§ What this task involves: Omit all images. Transcribe the rest of the material below exactly.

○ ○ ○ ○

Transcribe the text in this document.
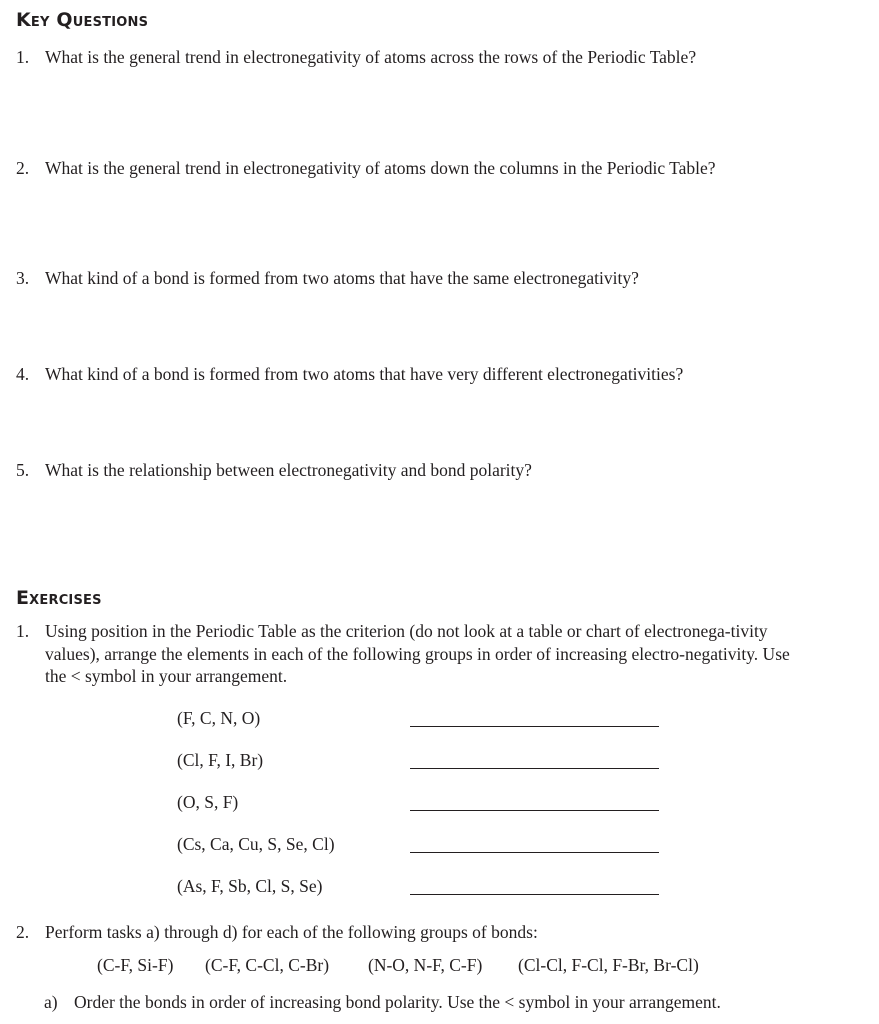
Key Questions
1. What is the general trend in electronegativity of atoms across the rows of the Periodic Table?
2. What is the general trend in electronegativity of atoms down the columns in the Periodic Table?
3. What kind of a bond is formed from two atoms that have the same electronegativity?
4. What kind of a bond is formed from two atoms that have very different electronegativities?
5. What is the relationship between electronegativity and bond polarity?
Exercises
1. Using position in the Periodic Table as the criterion (do not look at a table or chart of electronega-tivity values), arrange the elements in each of the following groups in order of increasing electro-negativity. Use the < symbol in your arrangement.
(F, C, N, O)
(Cl, F, I, Br)
(O, S, F)
(Cs, Ca, Cu, S, Se, Cl)
(As, F, Sb, Cl, S, Se)
2. Perform tasks a) through d) for each of the following groups of bonds:
(C-F, Si-F) (C-F, C-Cl, C-Br) (N-O, N-F, C-F) (Cl-Cl, F-Cl, F-Br, Br-Cl)
a) Order the bonds in order of increasing bond polarity. Use the < symbol in your arrangement.
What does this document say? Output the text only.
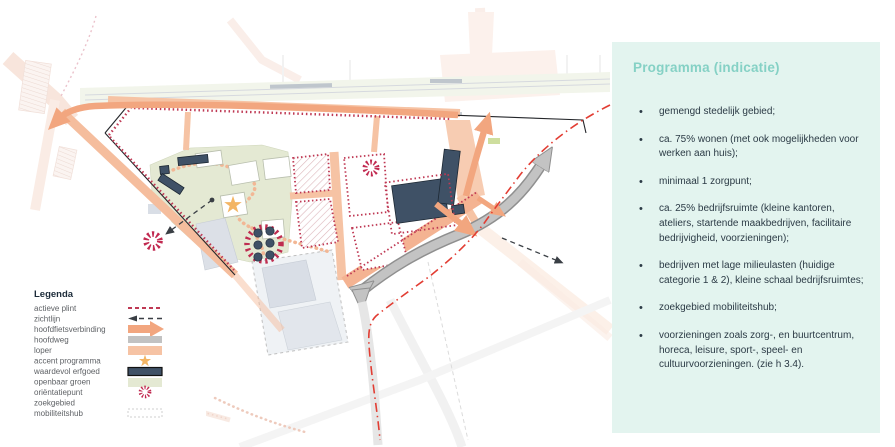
Legenda
actieve plint
zichtlijn
hoofdfietsverbinding
hoofdweg
loper
accent programma
waardevol erfgoed
openbaar groen
oriëntatiepunt
zoekgebied
mobiliteitshub
Programma (indicatie)
• gemengd stedelijk gebied;
• ca. 75% wonen (met ook mogelijkheden voor werken aan huis);
• minimaal 1 zorgpunt;
• ca. 25% bedrijfsruimte (kleine kantoren, ateliers, startende maakbedrijven, facilitaire bedrijvigheid, voorzieningen);
• bedrijven met lage milieulasten (huidige categorie 1 & 2), kleine schaal bedrijfsruimtes;
• zoekgebied mobiliteitshub;
• voorzieningen zoals zorg-, en buurtcentrum, horeca, leisure, sport-, speel- en cultuurvoorzieningen. (zie h 3.4).
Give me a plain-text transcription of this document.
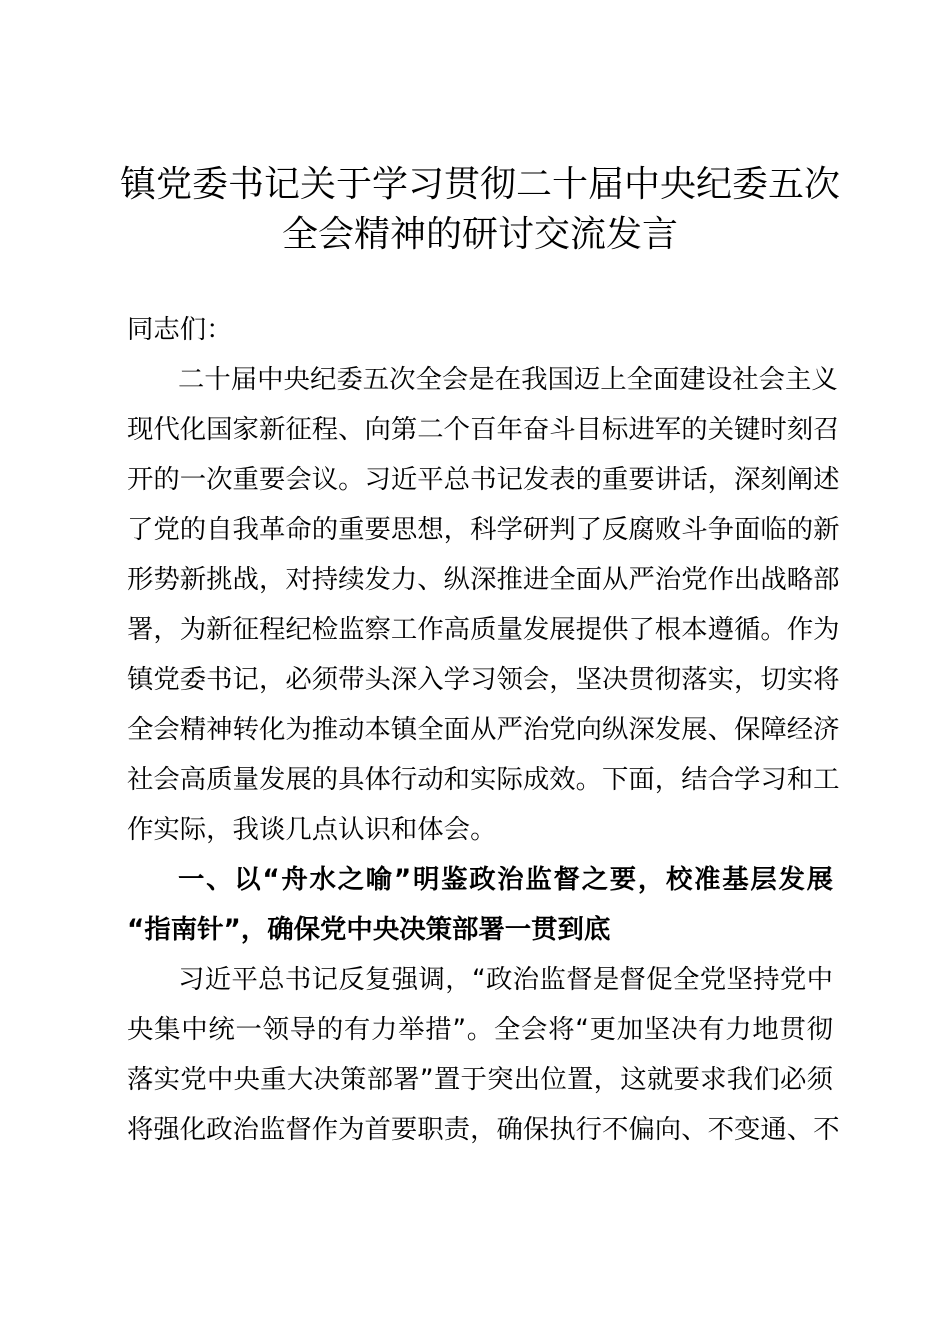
镇党委书记关于学习贯彻二十届中央纪委五次
全会精神的研讨交流发言
同志们：
二十届中央纪委五次全会是在我国迈上全面建设社会主义
现代化国家新征程、向第二个百年奋斗目标进军的关键时刻召
开的一次重要会议。习近平总书记发表的重要讲话，深刻阐述
了党的自我革命的重要思想，科学研判了反腐败斗争面临的新
形势新挑战，对持续发力、纵深推进全面从严治党作出战略部
署，为新征程纪检监察工作高质量发展提供了根本遵循。作为
镇党委书记，必须带头深入学习领会，坚决贯彻落实，切实将
全会精神转化为推动本镇全面从严治党向纵深发展、保障经济
社会高质量发展的具体行动和实际成效。下面，结合学习和工
作实际，我谈几点认识和体会。
一、以“舟水之喻”明鉴政治监督之要，校准基层发展
“指南针”，确保党中央决策部署一贯到底
习近平总书记反复强调，“政治监督是督促全党坚持党中
央集中统一领导的有力举措”。全会将“更加坚决有力地贯彻
落实党中央重大决策部署”置于突出位置，这就要求我们必须
将强化政治监督作为首要职责，确保执行不偏向、不变通、不
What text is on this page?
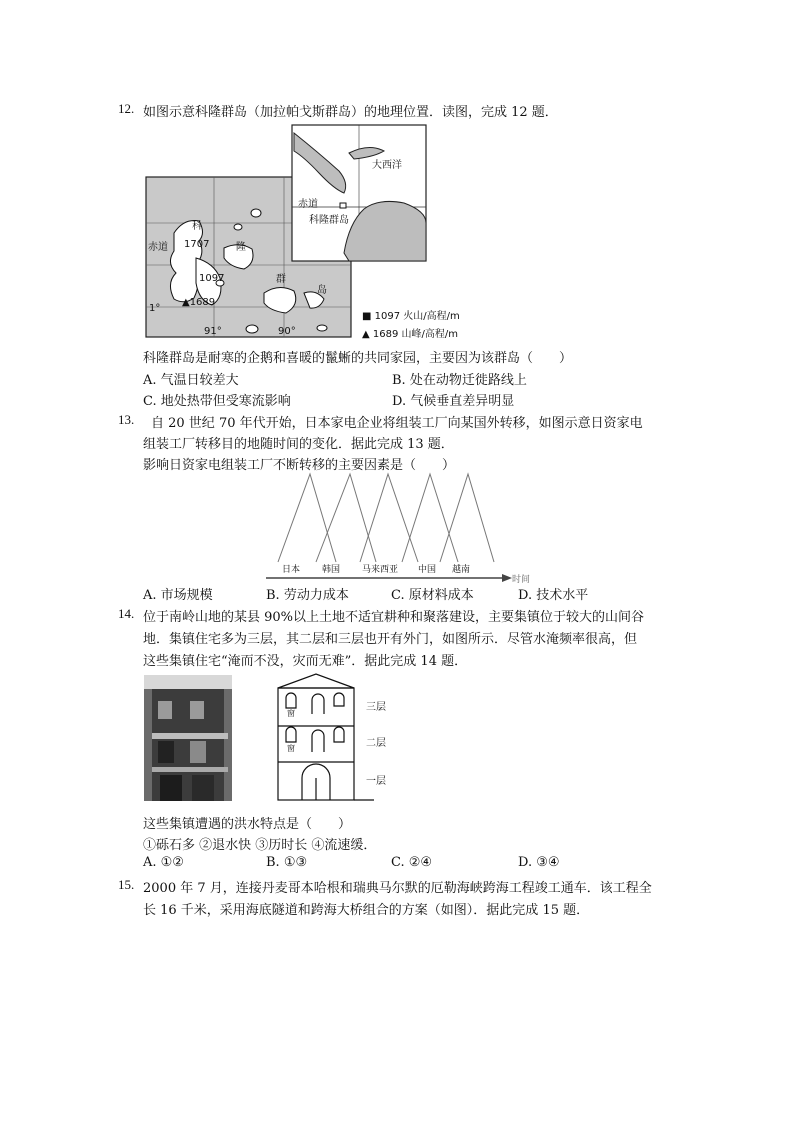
12. 如图示意科隆群岛（加拉帕戈斯群岛）的地理位置．读图，完成 12 题．
大西洋
赤道
科隆群岛
科
赤道 1707	隆
1097	群
岛
▲1689
1°
91°	90°
■ 1097 火山/高程/m
▲ 1689 山峰/高程/m
科隆群岛是耐寒的企鹅和喜暖的鬣蜥的共同家园，主要因为该群岛（　　）
A. 气温日较差大	B. 处在动物迁徙路线上
C. 地处热带但受寒流影响	D. 气候垂直差异明显
13. 自 20 世纪 70 年代开始，日本家电企业将组装工厂向某国外转移，如图示意日资家电
组装工厂转移目的地随时间的变化．据此完成 13 题．
影响日资家电组装工厂不断转移的主要因素是（　　）
日本 韩国 马来西亚 中国 越南
时间
A. 市场规模	B. 劳动力成本	C. 原材料成本	D. 技术水平
14. 位于南岭山地的某县 90%以上土地不适宜耕种和聚落建设，主要集镇位于较大的山间谷
地．集镇住宅多为三层，其二层和三层也开有外门，如图所示．尽管水淹频率很高，但
这些集镇住宅“淹而不没，灾而无难”．据此完成 14 题．
窗
窗
三层
二层
一层
这些集镇遭遇的洪水特点是（　　）
①砾石多 ②退水快 ③历时长 ④流速缓．
A. ①②	B. ①③	C. ②④	D. ③④
15. 2000 年 7 月，连接丹麦哥本哈根和瑞典马尔默的厄勒海峡跨海工程竣工通车．该工程全
长 16 千米，采用海底隧道和跨海大桥组合的方案（如图）．据此完成 15 题．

○ ○ ○ ○

§ Solution:
Transcribe the text in this document.
Key Questions
1. What is the general trend in electronegativity of atoms across the rows of the Periodic Table?
2. What is the general trend in electronegativity of atoms down the columns in the Periodic Table?
3. What kind of a bond is formed from two atoms that have the same electronegativity?
4. What kind of a bond is formed from two atoms that have very different electronegativities?
5. What is the relationship between electronegativity and bond polarity?
Exercises
1. Using position in the Periodic Table as the criterion (do not look at a table or chart of electronega-tivity values), arrange the elements in each of the following groups in order of increasing electro-negativity. Use the < symbol in your arrangement.
(F, C, N, O)
(Cl, F, I, Br)
(O, S, F)
(Cs, Ca, Cu, S, Se, Cl)
(As, F, Sb, Cl, S, Se)
2. Perform tasks a) through d) for each of the following groups of bonds:
(C-F, Si-F) (C-F, C-Cl, C-Br) (N-O, N-F, C-F) (Cl-Cl, F-Cl, F-Br, Br-Cl)
a) Order the bonds in order of increasing bond polarity. Use the < symbol in your arrangement.
What does this document say? Output the text only.
Legenda
actieve plint
zichtlijn
hoofdfietsverbinding
hoofdweg
loper
accent programma
waardevol erfgoed
openbaar groen
oriëntatiepunt
zoekgebied
mobiliteitshub
Programma (indicatie)
• gemengd stedelijk gebied;
• ca. 75% wonen (met ook mogelijkheden voor werken aan huis);
• minimaal 1 zorgpunt;
• ca. 25% bedrijfsruimte (kleine kantoren, ateliers, startende maakbedrijven, facilitaire bedrijvigheid, voorzieningen);
• bedrijven met lage milieulasten (huidige categorie 1 & 2), kleine schaal bedrijfsruimtes;
• zoekgebied mobiliteitshub;
• voorzieningen zoals zorg-, en buurtcentrum, horeca, leisure, sport-, speel- en cultuurvoorzieningen. (zie h 3.4).
Give me a plain-text transcription of this document.
镇党委书记关于学习贯彻二十届中央纪委五次
全会精神的研讨交流发言
同志们：
二十届中央纪委五次全会是在我国迈上全面建设社会主义
现代化国家新征程、向第二个百年奋斗目标进军的关键时刻召
开的一次重要会议。习近平总书记发表的重要讲话，深刻阐述
了党的自我革命的重要思想，科学研判了反腐败斗争面临的新
形势新挑战，对持续发力、纵深推进全面从严治党作出战略部
署，为新征程纪检监察工作高质量发展提供了根本遵循。作为
镇党委书记，必须带头深入学习领会，坚决贯彻落实，切实将
全会精神转化为推动本镇全面从严治党向纵深发展、保障经济
社会高质量发展的具体行动和实际成效。下面，结合学习和工
作实际，我谈几点认识和体会。
一、以“舟水之喻”明鉴政治监督之要，校准基层发展
“指南针”，确保党中央决策部署一贯到底
习近平总书记反复强调，“政治监督是督促全党坚持党中
央集中统一领导的有力举措”。全会将“更加坚决有力地贯彻
落实党中央重大决策部署”置于突出位置，这就要求我们必须
将强化政治监督作为首要职责，确保执行不偏向、不变通、不
What text is on this page?
12. 如图示意科隆群岛（加拉帕戈斯群岛）的地理位置．读图，完成 12 题．
大西洋
赤道
科隆群岛
科
赤道 1707	隆
1097	群
岛
▲1689
1°
91°	90°
■ 1097 火山/高程/m
▲ 1689 山峰/高程/m
科隆群岛是耐寒的企鹅和喜暖的鬣蜥的共同家园，主要因为该群岛（　　）
A. 气温日较差大	B. 处在动物迁徙路线上
C. 地处热带但受寒流影响	D. 气候垂直差异明显
13. 自 20 世纪 70 年代开始，日本家电企业将组装工厂向某国外转移，如图示意日资家电
组装工厂转移目的地随时间的变化．据此完成 13 题．
影响日资家电组装工厂不断转移的主要因素是（　　）
日本 韩国 马来西亚 中国 越南
时间
A. 市场规模	B. 劳动力成本	C. 原材料成本	D. 技术水平
14. 位于南岭山地的某县 90%以上土地不适宜耕种和聚落建设，主要集镇位于较大的山间谷
地．集镇住宅多为三层，其二层和三层也开有外门，如图所示．尽管水淹频率很高，但
这些集镇住宅“淹而不没，灾而无难”．据此完成 14 题．
窗
窗
三层
二层
一层
这些集镇遭遇的洪水特点是（　　）
①砾石多 ②退水快 ③历时长 ④流速缓．
A. ①②	B. ①③	C. ②④	D. ③④
15. 2000 年 7 月，连接丹麦哥本哈根和瑞典马尔默的厄勒海峡跨海工程竣工通车．该工程全
长 16 千米，采用海底隧道和跨海大桥组合的方案（如图）．据此完成 15 题．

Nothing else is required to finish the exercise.